(BRIEF) Print the records below exactly as they appear.

(MATERIAL PROVIDED)
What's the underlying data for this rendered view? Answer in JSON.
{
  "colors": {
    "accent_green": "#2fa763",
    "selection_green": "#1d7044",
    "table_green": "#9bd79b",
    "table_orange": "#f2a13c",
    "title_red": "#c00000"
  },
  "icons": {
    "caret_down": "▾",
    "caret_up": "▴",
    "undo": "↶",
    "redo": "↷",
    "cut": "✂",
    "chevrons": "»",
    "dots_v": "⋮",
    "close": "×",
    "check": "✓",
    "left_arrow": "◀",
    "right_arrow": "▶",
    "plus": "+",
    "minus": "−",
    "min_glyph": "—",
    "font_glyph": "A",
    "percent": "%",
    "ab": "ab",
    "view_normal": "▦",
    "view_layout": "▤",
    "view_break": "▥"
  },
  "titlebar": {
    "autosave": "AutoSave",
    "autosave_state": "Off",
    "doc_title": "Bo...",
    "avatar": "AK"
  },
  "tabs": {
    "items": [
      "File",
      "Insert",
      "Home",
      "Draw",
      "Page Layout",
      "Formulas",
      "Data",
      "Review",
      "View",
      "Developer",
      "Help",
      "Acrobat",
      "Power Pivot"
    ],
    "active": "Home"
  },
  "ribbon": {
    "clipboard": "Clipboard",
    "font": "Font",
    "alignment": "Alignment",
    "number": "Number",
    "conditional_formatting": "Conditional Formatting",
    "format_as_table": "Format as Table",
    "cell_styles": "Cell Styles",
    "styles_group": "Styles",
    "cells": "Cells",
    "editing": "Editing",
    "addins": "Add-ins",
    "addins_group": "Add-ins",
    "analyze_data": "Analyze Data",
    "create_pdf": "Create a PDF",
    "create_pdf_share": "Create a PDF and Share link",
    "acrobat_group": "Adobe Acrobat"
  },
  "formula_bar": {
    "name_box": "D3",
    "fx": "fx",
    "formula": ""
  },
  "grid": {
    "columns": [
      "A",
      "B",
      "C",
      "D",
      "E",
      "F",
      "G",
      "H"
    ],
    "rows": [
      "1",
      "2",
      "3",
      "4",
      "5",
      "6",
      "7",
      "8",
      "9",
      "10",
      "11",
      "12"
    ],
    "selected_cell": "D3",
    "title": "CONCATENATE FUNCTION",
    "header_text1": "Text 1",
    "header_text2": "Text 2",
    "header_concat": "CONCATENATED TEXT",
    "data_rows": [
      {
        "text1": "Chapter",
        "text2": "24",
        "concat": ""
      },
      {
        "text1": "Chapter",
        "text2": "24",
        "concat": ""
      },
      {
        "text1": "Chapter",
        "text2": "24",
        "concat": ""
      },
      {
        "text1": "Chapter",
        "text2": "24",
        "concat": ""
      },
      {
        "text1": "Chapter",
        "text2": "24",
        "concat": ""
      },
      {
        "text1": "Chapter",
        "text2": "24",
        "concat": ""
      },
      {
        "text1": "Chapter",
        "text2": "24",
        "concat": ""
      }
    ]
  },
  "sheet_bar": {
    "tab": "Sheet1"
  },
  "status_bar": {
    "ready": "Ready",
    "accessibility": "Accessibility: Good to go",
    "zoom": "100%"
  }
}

(WRITTEN SOLUTION)
What's the underlying data for this rendered view? Answer in JSON.
{
  "colors": {
    "accent_green": "#2fa763",
    "selection_green": "#1d7044",
    "table_green": "#9bd79b",
    "table_orange": "#f2a13c",
    "title_red": "#c00000"
  },
  "icons": {
    "caret_down": "▾",
    "caret_up": "▴",
    "undo": "↶",
    "redo": "↷",
    "cut": "✂",
    "chevrons": "»",
    "dots_v": "⋮",
    "close": "×",
    "check": "✓",
    "left_arrow": "◀",
    "right_arrow": "▶",
    "plus": "+",
    "minus": "−",
    "min_glyph": "—",
    "font_glyph": "A",
    "percent": "%",
    "ab": "ab",
    "view_normal": "▦",
    "view_layout": "▤",
    "view_break": "▥"
  },
  "titlebar": {
    "autosave": "AutoSave",
    "autosave_state": "Off",
    "doc_title": "Bo...",
    "avatar": "AK"
  },
  "tabs": {
    "items": [
      "File",
      "Insert",
      "Home",
      "Draw",
      "Page Layout",
      "Formulas",
      "Data",
      "Review",
      "View",
      "Developer",
      "Help",
      "Acrobat",
      "Power Pivot"
    ],
    "active": "Home"
  },
  "ribbon": {
    "clipboard": "Clipboard",
    "font": "Font",
    "alignment": "Alignment",
    "number": "Number",
    "conditional_formatting": "Conditional Formatting",
    "format_as_table": "Format as Table",
    "cell_styles": "Cell Styles",
    "styles_group": "Styles",
    "cells": "Cells",
    "editing": "Editing",
    "addins": "Add-ins",
    "addins_group": "Add-ins",
    "analyze_data": "Analyze Data",
    "create_pdf": "Create a PDF",
    "create_pdf_share": "Create a PDF and Share link",
    "acrobat_group": "Adobe Acrobat"
  },
  "formula_bar": {
    "name_box": "D3",
    "fx": "fx",
    "formula": ""
  },
  "grid": {
    "columns": [
      "A",
      "B",
      "C",
      "D",
      "E",
      "F",
      "G",
      "H"
    ],
    "rows": [
      "1",
      "2",
      "3",
      "4",
      "5",
      "6",
      "7",
      "8",
      "9",
      "10",
      "11",
      "12"
    ],
    "selected_cell": "D3",
    "title": "CONCATENATE FUNCTION",
    "header_text1": "Text 1",
    "header_text2": "Text 2",
    "header_concat": "CONCATENATED TEXT",
    "data_rows": [
      {
        "text1": "Chapter",
        "text2": "24",
        "concat": ""
      },
      {
        "text1": "Chapter",
        "text2": "24",
        "concat": ""
      },
      {
        "text1": "Chapter",
        "text2": "24",
        "concat": ""
      },
      {
        "text1": "Chapter",
        "text2": "24",
        "concat": ""
      },
      {
        "text1": "Chapter",
        "text2": "24",
        "concat": ""
      },
      {
        "text1": "Chapter",
        "text2": "24",
        "concat": ""
      },
      {
        "text1": "Chapter",
        "text2": "24",
        "concat": ""
      }
    ]
  },
  "sheet_bar": {
    "tab": "Sheet1"
  },
  "status_bar": {
    "ready": "Ready",
    "accessibility": "Accessibility: Good to go",
    "zoom": "100%"
  }
}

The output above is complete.